— begin Records provided —
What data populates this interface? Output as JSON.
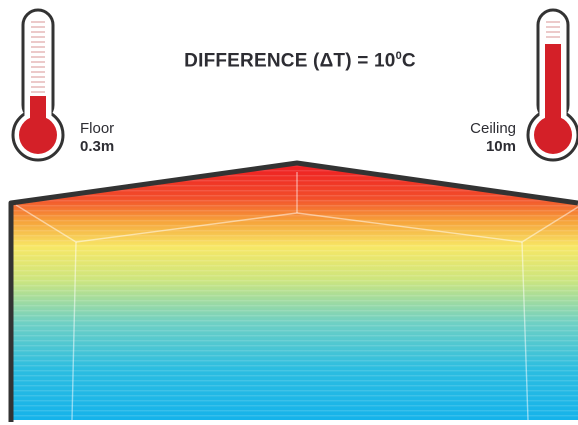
{
  "title": {
    "prefix": "DIFFERENCE (ΔT) = 10",
    "degree": "0",
    "unit": "C"
  },
  "floor": {
    "label": "Floor",
    "height": "0.3m",
    "level": 0.3
  },
  "ceiling": {
    "label": "Ceiling",
    "height": "10m",
    "level": 0.78
  },
  "colors": {
    "outline": "#333333",
    "thermometer_red": "#d42028",
    "gradient_top": "#ef2b22",
    "gradient_mid": "#f7ee6a",
    "gradient_bottom": "#1bb8e8"
  }
}
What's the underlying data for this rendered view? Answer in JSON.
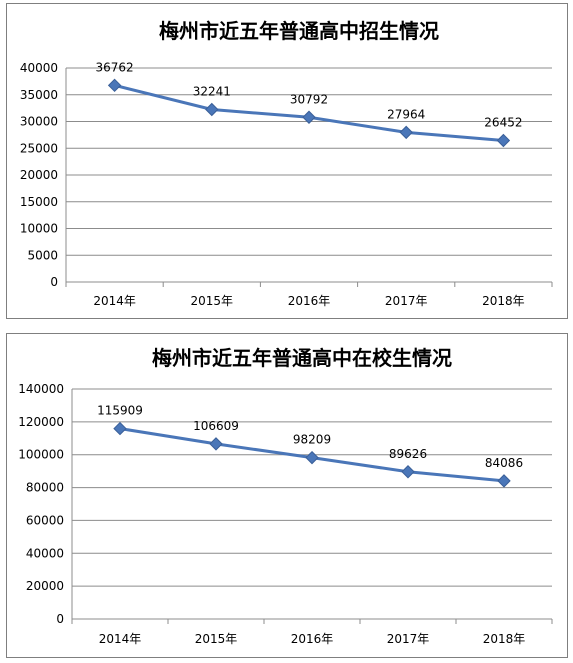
{
  "chart_data": [
    {
      "type": "line",
      "title": "梅州市近五年普通高中招生情况",
      "categories": [
        "2014年",
        "2015年",
        "2016年",
        "2017年",
        "2018年"
      ],
      "values": [
        36762,
        32241,
        30792,
        27964,
        26452
      ],
      "value_labels": [
        "36762",
        "32241",
        "30792",
        "27964",
        "26452"
      ],
      "ylim": [
        0,
        40000
      ],
      "yticks": [
        0,
        5000,
        10000,
        15000,
        20000,
        25000,
        30000,
        35000,
        40000
      ],
      "ytick_labels": [
        "0",
        "5000",
        "10000",
        "15000",
        "20000",
        "25000",
        "30000",
        "35000",
        "40000"
      ],
      "grid": true,
      "color": "#4a76b8"
    },
    {
      "type": "line",
      "title": "梅州市近五年普通高中在校生情况",
      "categories": [
        "2014年",
        "2015年",
        "2016年",
        "2017年",
        "2018年"
      ],
      "values": [
        115909,
        106609,
        98209,
        89626,
        84086
      ],
      "value_labels": [
        "115909",
        "106609",
        "98209",
        "89626",
        "84086"
      ],
      "ylim": [
        0,
        140000
      ],
      "yticks": [
        0,
        20000,
        40000,
        60000,
        80000,
        100000,
        120000,
        140000
      ],
      "ytick_labels": [
        "0",
        "20000",
        "40000",
        "60000",
        "80000",
        "100000",
        "120000",
        "140000"
      ],
      "grid": true,
      "color": "#4a76b8"
    }
  ]
}
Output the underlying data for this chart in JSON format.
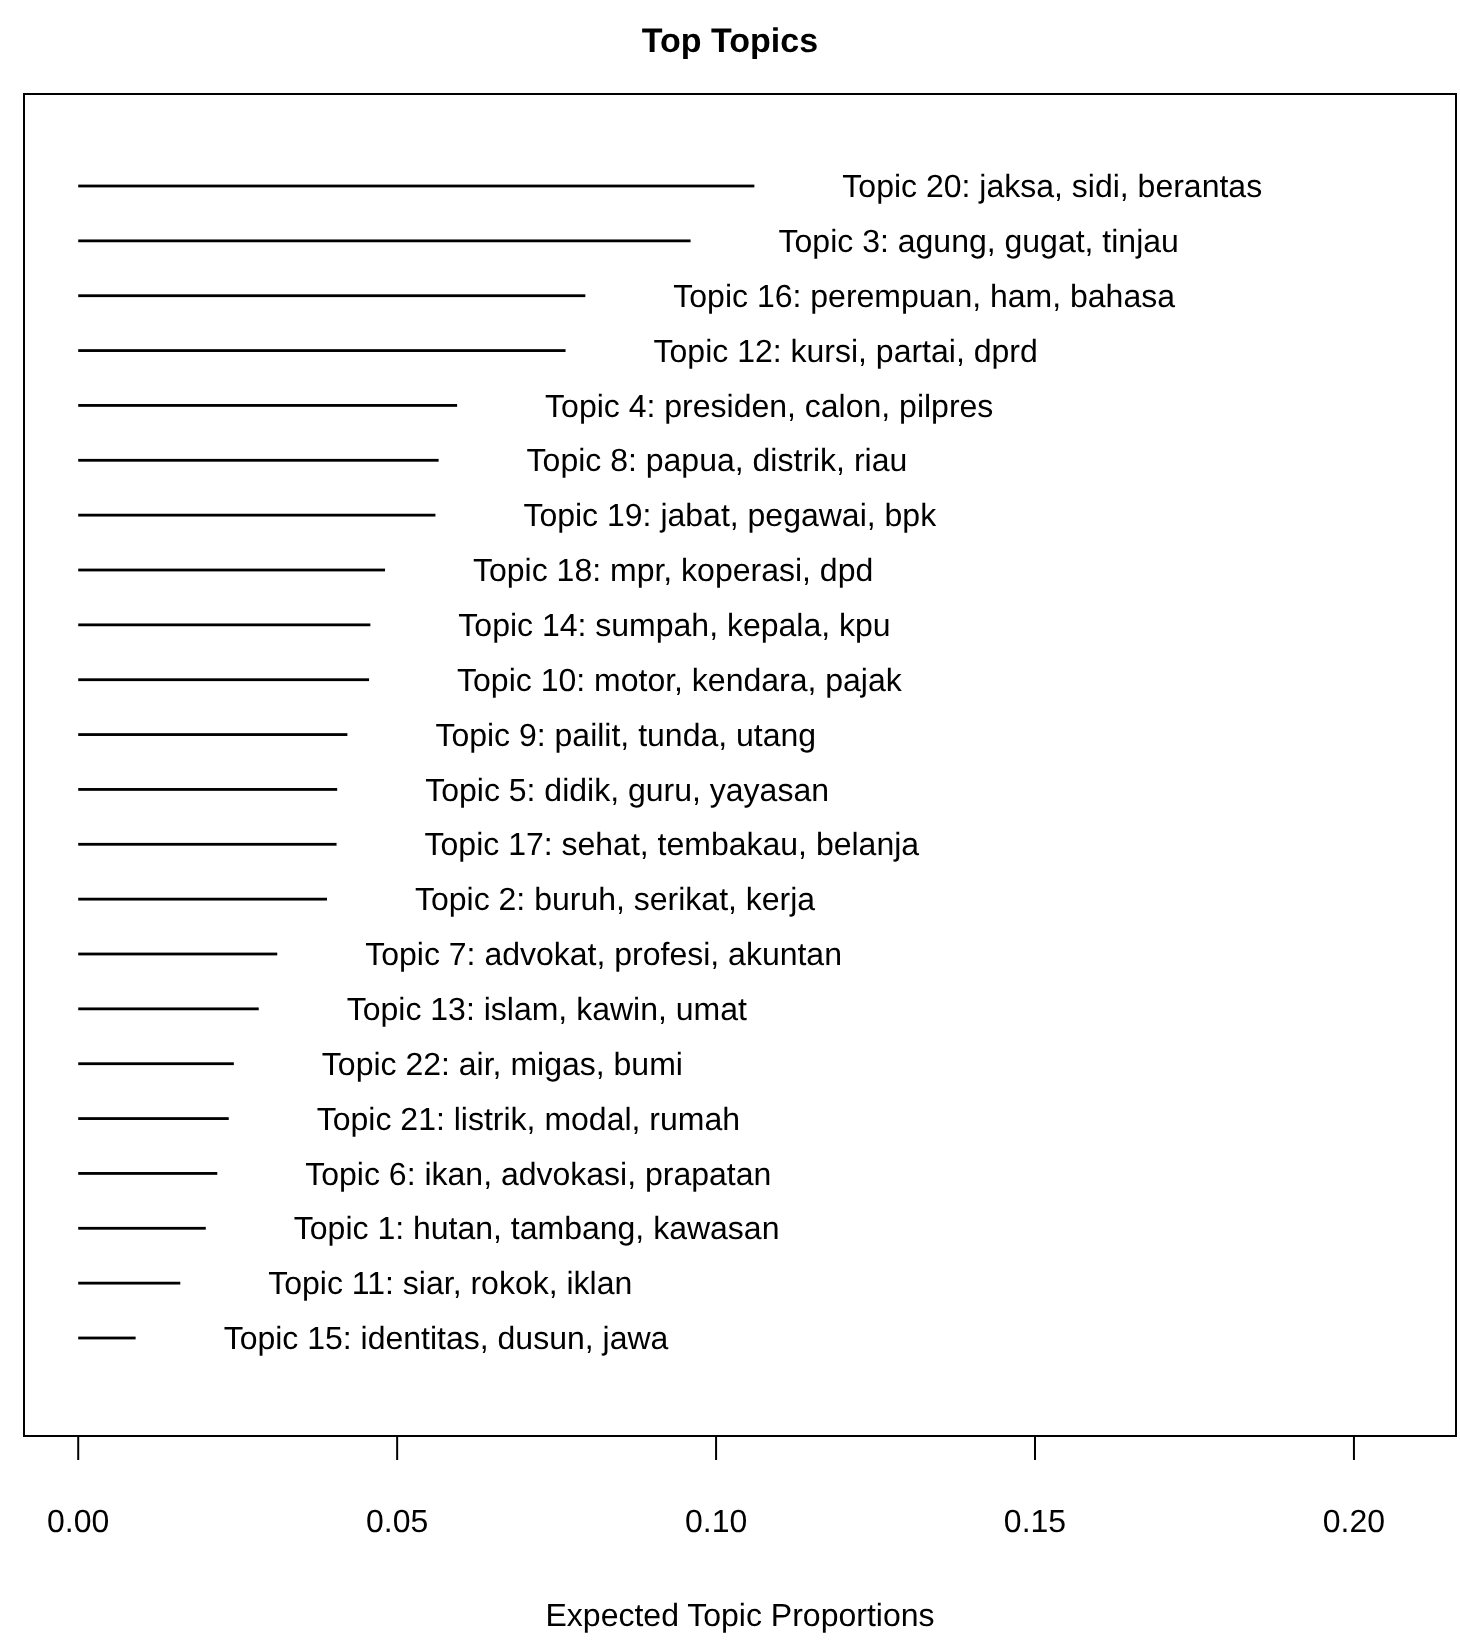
{
  "chart_data": {
    "type": "bar",
    "orientation": "horizontal",
    "title": "Top Topics",
    "xlabel": "Expected Topic Proportions",
    "categories": [
      "Topic 20: jaksa, sidi, berantas",
      "Topic 3: agung, gugat, tinjau",
      "Topic 16: perempuan, ham, bahasa",
      "Topic 12: kursi, partai, dprd",
      "Topic 4: presiden, calon, pilpres",
      "Topic 8: papua, distrik, riau",
      "Topic 19: jabat, pegawai, bpk",
      "Topic 18: mpr, koperasi, dpd",
      "Topic 14: sumpah, kepala, kpu",
      "Topic 10: motor, kendara, pajak",
      "Topic 9: pailit, tunda, utang",
      "Topic 5: didik, guru, yayasan",
      "Topic 17: sehat, tembakau, belanja",
      "Topic 2: buruh, serikat, kerja",
      "Topic 7: advokat, profesi, akuntan",
      "Topic 13: islam, kawin, umat",
      "Topic 22: air, migas, bumi",
      "Topic 21: listrik, modal, rumah",
      "Topic 6: ikan, advokasi, prapatan",
      "Topic 1: hutan, tambang, kawasan",
      "Topic 11: siar, rokok, iklan",
      "Topic 15: identitas, dusun, jawa"
    ],
    "values": [
      0.106,
      0.096,
      0.0795,
      0.0764,
      0.0594,
      0.0565,
      0.056,
      0.0481,
      0.0458,
      0.0456,
      0.0422,
      0.0406,
      0.0405,
      0.039,
      0.0312,
      0.0283,
      0.0244,
      0.0236,
      0.0218,
      0.02,
      0.016,
      0.009
    ],
    "color": "#000000",
    "xlim": [
      -0.0085,
      0.216
    ],
    "xticks": [
      {
        "value": 0,
        "label": "0.00"
      },
      {
        "value": 0.05,
        "label": "0.05"
      },
      {
        "value": 0.1,
        "label": "0.10"
      },
      {
        "value": 0.15,
        "label": "0.15"
      },
      {
        "value": 0.2,
        "label": "0.20"
      }
    ]
  }
}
— end Records provided —
*Required work:*
Show all lines from the listing above in which "What" appears.

*Worked answer:*
What data populates this interface? Output as JSON.
What's the underlying data for this rendered view? Answer in JSON.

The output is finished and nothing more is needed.